*What the task requires*. Show only lines that include "outline".

*Provided entries*.

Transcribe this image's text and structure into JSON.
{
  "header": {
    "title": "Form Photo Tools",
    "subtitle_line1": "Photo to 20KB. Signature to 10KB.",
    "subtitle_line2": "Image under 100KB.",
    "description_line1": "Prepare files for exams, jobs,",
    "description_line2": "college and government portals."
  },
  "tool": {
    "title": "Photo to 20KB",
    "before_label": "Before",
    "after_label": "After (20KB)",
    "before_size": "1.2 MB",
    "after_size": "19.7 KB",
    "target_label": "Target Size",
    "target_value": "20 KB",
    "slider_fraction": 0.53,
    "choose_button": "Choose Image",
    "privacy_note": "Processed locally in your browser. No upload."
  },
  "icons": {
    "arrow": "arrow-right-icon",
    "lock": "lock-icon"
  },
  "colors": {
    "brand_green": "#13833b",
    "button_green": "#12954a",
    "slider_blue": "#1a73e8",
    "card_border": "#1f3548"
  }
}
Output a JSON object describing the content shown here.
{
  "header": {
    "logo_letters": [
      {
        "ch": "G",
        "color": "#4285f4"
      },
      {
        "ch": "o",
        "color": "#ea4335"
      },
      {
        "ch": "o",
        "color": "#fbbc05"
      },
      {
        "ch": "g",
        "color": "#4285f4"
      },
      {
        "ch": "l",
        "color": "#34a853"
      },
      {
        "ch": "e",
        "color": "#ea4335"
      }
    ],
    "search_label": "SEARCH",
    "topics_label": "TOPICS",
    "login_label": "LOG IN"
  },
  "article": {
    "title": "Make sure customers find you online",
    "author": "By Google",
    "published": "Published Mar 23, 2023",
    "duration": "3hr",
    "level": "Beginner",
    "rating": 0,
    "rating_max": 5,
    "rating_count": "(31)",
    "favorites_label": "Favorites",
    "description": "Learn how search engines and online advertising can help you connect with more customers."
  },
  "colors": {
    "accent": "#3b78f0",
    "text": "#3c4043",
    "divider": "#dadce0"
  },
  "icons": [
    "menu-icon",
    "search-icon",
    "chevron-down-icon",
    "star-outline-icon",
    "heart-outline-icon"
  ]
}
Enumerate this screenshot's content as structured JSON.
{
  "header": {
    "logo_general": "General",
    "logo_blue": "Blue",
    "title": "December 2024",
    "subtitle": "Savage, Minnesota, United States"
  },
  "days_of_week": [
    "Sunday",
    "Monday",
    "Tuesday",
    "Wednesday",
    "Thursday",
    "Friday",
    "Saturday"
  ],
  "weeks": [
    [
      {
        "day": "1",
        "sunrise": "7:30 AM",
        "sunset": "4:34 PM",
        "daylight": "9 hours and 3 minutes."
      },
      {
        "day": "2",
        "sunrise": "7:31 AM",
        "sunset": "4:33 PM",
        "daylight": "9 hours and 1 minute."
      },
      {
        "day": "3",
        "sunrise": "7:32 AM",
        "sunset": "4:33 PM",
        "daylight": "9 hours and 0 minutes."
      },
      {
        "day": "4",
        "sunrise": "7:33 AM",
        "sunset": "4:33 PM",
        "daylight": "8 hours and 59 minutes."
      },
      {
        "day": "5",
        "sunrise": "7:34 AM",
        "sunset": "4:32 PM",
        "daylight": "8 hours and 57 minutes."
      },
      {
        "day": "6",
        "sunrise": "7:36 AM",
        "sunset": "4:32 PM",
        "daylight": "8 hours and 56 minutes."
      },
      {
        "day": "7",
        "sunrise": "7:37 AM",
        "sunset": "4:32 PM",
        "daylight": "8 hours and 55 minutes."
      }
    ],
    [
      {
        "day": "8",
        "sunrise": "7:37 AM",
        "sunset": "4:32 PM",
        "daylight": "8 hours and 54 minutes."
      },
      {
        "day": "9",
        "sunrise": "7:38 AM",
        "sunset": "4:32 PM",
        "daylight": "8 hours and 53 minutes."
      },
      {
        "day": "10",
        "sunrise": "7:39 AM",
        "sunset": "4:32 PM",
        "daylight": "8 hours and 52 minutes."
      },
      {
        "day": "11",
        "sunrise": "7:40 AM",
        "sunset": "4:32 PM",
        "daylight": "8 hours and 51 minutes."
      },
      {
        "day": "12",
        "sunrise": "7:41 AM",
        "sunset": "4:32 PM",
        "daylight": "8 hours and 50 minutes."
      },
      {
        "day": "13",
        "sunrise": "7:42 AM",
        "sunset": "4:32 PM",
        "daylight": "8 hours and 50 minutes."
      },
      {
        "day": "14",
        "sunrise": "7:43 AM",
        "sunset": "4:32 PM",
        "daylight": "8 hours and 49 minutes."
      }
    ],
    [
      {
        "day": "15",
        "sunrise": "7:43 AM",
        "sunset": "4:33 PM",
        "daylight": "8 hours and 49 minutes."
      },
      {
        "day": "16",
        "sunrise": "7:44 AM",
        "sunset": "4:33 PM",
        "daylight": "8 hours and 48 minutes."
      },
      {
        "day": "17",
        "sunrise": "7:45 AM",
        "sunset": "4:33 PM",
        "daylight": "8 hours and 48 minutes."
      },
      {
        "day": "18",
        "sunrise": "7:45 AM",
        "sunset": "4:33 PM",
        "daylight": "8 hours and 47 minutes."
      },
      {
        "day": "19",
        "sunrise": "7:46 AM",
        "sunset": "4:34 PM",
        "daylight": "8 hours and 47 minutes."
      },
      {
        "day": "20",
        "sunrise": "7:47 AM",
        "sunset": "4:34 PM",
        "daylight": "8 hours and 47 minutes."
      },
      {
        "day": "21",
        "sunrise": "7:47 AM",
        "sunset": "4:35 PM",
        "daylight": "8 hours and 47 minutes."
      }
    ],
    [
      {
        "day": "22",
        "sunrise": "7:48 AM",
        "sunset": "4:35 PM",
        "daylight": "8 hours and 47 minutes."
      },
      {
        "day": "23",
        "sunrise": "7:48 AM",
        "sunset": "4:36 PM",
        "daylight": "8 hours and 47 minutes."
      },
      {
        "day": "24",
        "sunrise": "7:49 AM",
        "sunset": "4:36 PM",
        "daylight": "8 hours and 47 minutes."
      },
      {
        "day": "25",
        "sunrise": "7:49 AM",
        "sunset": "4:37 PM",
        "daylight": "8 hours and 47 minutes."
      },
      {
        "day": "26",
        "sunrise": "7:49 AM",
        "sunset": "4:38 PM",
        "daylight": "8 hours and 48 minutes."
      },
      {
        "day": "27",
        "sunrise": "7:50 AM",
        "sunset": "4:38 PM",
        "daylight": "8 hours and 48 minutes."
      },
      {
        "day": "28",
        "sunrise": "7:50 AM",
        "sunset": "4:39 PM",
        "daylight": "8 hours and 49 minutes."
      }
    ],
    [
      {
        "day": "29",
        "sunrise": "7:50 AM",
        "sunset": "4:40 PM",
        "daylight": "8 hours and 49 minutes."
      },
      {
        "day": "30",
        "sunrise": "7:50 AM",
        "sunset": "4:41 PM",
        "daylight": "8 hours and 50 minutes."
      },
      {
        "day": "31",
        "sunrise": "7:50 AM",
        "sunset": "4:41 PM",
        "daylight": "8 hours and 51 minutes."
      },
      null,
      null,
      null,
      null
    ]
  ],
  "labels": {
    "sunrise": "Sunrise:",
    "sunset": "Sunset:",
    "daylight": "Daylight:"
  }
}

*Task answer*.
    "star-outline-icon",
    "heart-outline-icon"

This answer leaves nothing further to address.